Category Archives: Aviation

Phantom Leader

In the third book in the Wings of War series,  Mark Berent has not lost any steam. In fact, some readers think he picks up the pace as the series goes on. In any event, I still maintain that you will not find a more authentic big picture of the US involvement in Vietnam (the air war in particular) in any single non-fiction work. Certainly not in movies (though Go Tell the Spartans is a suprisingly credible depiction of the early days on the ground) or in other fiction ( though Jim Morris’ Above & Beyond is certainly an accurate depiction at the tactical level, from a Sneaky Pete who was there).

Court Bannister was tantalyzingly close to getting his fifth confirmed MiG and making ace, but was yanked from MiG CAP (Combat Air Patrol) over Hanoi and reassigned to strike missions in the Steel Tiger. Now he’s in charge of a “fast FAC” mission, for which he builds a unit out of volunteers for aerial search-and-destroy of trucks and guns along the Ho Chi Minh Trail.

Special Forces officer Wolf Lochert is back, and as primary a character as ever. Toby Parker is back, too, sobered up and straightened up, but the more responsible he gets, the more he slips to the background. And one of the previously minor characters, Flak Apple, becomes major in this novel, as he becomes a guest at the Hanoi Hilton.

* [Provided data]
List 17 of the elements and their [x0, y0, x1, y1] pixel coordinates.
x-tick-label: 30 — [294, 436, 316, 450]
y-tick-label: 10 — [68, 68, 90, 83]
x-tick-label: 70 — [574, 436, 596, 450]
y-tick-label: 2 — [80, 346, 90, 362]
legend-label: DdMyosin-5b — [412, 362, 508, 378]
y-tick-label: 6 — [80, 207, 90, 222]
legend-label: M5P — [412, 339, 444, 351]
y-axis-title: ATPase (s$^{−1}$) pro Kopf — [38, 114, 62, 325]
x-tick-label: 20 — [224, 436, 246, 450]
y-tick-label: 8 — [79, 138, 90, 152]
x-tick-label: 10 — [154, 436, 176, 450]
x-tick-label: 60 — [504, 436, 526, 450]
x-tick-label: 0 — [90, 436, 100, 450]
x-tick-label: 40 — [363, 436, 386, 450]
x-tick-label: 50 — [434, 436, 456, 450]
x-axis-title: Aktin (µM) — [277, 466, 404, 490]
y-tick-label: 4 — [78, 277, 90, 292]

* [Required tasks]
a: From the Phantom Leader review, quote the part from "Court Bannister was" to "Chi Minh Trail.".
b: In the Phantom Leader review, shorten the paragraph that begins "Court Bannister was tantalyzingly close" while keeping its main facts.
c: Write the next part of the Phantom Leader review, following on from its last sentence.

* [Results]
a:
Court Bannister was tantalyzingly close to getting his fifth confirmed MiG and making ace, but was yanked from MiG CAP (Combat Air Patrol) over Hanoi and reassigned to strike missions in the Steel Tiger. Now he’s in charge of a “fast FAC” mission, for which he builds a unit out of volunteers for aerial search-and-destroy of trucks and guns along the Ho Chi Minh Trail.

b: Court Bannister, one confirmed MiG short of becoming an ace, is pulled from MiG CAP over Hanoi and moved to strike missions in the Steel Tiger. He now leads a "fast FAC" mission and builds a volunteer unit to search out and destroy trucks and guns along the Ho Chi Minh Trail from the air.

c:
Unfortunately, like too many US citizens, I am so squeamish (and infuriated) at the torture our POWs had to go through in North Vietnam that my instinct was to avoid being informed at all, and I was tempted to skim over the chapters focusing on Flak Apple. But I didn’t. Whoever was responsible for leaving our men over there to suffer and die deserves to burn.

The “fast FAC” was a Forward Air Controller mission flown in fast movers, rather than propellor-driven observation planes–namely, in this case, F-4 Phantoms.

Before reading Berent I didn’t appreciate just how huge a fighter jet the F-4 is. Evidently it weighed more than a WWII B-17 bomber. There’s a whole lot more you will learn from this book, and the series, despite yourself. You’ll be too caught up in a hell of a good story to realize you’re being educated.

Even though Wings of War is a five-book series, I had intended to only read the first three. For some reason I assumed the characters and story would be spent after that, I guess. But they’re still all going strong. I’m in for the whole shebang, reading Eagle Station now, and couldn’t stop if I wanted to.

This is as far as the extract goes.